◆ DIRECTIVE ◆
Find every line in the records that holds the string "Defensive". Copy each one.

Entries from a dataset
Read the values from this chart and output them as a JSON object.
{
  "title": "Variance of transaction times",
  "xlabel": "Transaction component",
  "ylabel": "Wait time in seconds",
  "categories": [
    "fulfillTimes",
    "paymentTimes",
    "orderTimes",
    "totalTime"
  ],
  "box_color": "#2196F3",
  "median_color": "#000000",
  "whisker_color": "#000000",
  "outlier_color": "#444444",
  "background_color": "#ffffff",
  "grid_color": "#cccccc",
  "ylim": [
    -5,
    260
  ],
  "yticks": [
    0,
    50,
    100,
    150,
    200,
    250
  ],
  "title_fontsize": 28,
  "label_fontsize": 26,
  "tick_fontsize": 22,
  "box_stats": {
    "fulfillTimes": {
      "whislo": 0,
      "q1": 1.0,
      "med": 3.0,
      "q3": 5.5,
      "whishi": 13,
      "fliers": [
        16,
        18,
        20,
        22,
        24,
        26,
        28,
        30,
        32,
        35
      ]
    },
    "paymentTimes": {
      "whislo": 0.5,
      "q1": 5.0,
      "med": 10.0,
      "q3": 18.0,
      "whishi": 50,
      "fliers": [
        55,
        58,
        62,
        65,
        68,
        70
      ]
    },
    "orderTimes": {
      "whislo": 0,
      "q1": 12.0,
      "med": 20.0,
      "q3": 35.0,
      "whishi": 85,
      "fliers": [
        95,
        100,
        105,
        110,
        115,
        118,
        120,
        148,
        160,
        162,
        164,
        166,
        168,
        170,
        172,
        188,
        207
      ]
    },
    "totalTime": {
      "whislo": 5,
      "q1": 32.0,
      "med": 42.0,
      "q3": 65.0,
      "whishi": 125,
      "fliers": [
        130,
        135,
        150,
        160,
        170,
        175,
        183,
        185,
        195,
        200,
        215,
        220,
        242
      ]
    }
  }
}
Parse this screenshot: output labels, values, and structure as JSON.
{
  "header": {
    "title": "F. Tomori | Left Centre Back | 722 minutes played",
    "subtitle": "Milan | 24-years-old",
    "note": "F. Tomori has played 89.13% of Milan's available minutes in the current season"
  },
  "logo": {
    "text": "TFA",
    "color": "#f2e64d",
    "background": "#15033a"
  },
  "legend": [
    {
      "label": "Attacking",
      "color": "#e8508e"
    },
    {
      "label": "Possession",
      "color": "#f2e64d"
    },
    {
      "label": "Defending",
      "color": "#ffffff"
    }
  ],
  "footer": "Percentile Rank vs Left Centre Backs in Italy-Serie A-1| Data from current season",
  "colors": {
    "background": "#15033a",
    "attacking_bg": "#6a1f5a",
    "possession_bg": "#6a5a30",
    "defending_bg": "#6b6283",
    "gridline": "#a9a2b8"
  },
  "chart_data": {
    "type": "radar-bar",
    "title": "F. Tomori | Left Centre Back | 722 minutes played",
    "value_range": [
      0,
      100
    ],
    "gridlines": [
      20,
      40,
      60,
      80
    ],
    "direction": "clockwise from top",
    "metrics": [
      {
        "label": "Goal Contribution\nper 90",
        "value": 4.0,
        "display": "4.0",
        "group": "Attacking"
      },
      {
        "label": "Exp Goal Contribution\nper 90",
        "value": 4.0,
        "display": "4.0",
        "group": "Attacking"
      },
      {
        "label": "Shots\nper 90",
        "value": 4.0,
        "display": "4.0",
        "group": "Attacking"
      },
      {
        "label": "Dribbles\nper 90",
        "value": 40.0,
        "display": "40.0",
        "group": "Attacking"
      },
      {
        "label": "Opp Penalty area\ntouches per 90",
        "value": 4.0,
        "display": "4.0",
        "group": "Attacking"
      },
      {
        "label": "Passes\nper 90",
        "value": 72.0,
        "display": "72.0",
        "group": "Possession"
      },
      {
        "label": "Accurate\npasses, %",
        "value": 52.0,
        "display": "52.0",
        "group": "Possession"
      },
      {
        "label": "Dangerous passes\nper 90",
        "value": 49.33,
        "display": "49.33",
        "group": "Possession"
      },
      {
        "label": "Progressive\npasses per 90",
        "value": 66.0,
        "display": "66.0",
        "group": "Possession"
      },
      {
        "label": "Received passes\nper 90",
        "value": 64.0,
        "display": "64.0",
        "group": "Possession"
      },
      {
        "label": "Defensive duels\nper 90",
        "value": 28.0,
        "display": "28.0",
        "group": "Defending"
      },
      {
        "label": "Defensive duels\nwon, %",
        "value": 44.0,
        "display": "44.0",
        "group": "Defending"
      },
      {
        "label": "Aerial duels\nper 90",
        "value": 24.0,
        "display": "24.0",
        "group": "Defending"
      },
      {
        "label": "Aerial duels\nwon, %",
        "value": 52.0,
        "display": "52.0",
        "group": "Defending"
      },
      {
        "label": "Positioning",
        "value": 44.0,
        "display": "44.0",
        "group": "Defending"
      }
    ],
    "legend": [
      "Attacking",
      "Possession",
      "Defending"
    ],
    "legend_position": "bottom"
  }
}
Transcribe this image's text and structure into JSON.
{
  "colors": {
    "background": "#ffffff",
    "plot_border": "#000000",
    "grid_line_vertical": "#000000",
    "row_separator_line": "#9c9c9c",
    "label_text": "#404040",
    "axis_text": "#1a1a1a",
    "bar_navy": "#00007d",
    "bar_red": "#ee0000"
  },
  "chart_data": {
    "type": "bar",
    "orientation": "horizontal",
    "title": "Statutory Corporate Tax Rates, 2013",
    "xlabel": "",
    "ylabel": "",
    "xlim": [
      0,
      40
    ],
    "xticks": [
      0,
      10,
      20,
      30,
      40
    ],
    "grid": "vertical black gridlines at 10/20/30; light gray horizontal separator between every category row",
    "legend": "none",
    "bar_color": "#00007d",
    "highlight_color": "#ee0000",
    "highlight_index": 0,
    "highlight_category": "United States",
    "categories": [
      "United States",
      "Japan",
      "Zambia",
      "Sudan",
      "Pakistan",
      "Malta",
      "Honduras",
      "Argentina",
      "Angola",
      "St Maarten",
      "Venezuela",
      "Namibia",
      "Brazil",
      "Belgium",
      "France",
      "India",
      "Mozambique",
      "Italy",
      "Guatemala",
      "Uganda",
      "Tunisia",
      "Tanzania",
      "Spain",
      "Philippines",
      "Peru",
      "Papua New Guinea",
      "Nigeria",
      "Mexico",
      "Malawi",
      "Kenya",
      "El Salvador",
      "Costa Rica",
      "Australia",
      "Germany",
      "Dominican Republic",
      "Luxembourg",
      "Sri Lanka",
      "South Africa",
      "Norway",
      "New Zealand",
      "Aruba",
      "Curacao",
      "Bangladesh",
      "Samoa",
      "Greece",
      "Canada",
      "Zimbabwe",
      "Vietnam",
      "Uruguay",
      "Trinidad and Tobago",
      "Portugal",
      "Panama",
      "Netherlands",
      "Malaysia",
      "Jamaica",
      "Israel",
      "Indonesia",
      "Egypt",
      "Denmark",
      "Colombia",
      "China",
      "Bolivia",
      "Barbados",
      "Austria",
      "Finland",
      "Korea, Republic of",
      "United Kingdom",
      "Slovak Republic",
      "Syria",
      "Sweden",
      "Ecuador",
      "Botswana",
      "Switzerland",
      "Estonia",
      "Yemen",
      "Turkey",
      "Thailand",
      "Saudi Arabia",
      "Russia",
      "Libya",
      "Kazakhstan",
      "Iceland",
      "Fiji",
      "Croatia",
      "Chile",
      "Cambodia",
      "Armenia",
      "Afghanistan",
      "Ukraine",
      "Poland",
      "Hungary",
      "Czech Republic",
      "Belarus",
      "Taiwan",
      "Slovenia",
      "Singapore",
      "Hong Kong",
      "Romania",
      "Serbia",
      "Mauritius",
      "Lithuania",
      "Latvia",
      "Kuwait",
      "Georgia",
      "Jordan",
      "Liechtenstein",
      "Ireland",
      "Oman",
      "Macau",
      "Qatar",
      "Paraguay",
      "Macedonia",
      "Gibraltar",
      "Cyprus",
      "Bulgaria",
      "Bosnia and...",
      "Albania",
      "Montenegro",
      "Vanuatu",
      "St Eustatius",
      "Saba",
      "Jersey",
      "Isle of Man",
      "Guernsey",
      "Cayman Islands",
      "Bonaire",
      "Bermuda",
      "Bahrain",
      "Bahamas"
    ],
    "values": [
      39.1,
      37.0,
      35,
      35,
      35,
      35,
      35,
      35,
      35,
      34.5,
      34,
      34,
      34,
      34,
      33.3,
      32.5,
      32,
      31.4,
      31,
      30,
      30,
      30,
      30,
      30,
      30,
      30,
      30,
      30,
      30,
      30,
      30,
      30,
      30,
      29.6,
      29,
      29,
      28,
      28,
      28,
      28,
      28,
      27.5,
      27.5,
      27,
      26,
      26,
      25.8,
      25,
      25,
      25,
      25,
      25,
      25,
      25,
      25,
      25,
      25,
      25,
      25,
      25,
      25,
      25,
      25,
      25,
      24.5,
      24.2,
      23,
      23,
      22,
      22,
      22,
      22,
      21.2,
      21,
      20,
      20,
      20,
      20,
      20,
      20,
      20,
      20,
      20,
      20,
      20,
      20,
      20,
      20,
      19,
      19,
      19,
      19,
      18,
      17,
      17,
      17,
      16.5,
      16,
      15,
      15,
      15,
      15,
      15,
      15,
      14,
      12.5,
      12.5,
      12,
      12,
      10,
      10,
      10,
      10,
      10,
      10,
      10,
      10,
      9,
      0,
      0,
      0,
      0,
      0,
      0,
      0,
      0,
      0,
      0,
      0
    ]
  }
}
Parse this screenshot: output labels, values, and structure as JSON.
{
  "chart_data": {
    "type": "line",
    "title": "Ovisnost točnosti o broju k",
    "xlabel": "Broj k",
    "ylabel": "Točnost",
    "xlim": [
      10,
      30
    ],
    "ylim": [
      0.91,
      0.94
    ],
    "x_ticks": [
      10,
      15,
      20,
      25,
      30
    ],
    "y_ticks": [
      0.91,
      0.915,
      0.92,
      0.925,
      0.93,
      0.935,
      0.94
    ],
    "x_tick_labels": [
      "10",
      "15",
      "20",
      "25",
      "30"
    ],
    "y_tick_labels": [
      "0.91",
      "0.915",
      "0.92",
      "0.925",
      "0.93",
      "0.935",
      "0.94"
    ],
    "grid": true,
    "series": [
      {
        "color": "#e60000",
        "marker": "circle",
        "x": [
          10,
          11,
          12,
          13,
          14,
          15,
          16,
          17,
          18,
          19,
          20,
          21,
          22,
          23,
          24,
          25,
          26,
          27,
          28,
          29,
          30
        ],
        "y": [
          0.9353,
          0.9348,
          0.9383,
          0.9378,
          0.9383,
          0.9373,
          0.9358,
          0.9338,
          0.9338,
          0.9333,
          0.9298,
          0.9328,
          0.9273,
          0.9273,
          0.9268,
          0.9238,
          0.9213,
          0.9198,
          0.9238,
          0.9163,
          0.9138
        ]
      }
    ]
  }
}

◆ OUTPUT BELOW ◆
        "label": "Defensive duels\nper 90",
        "label": "Defensive duels\nwon, %",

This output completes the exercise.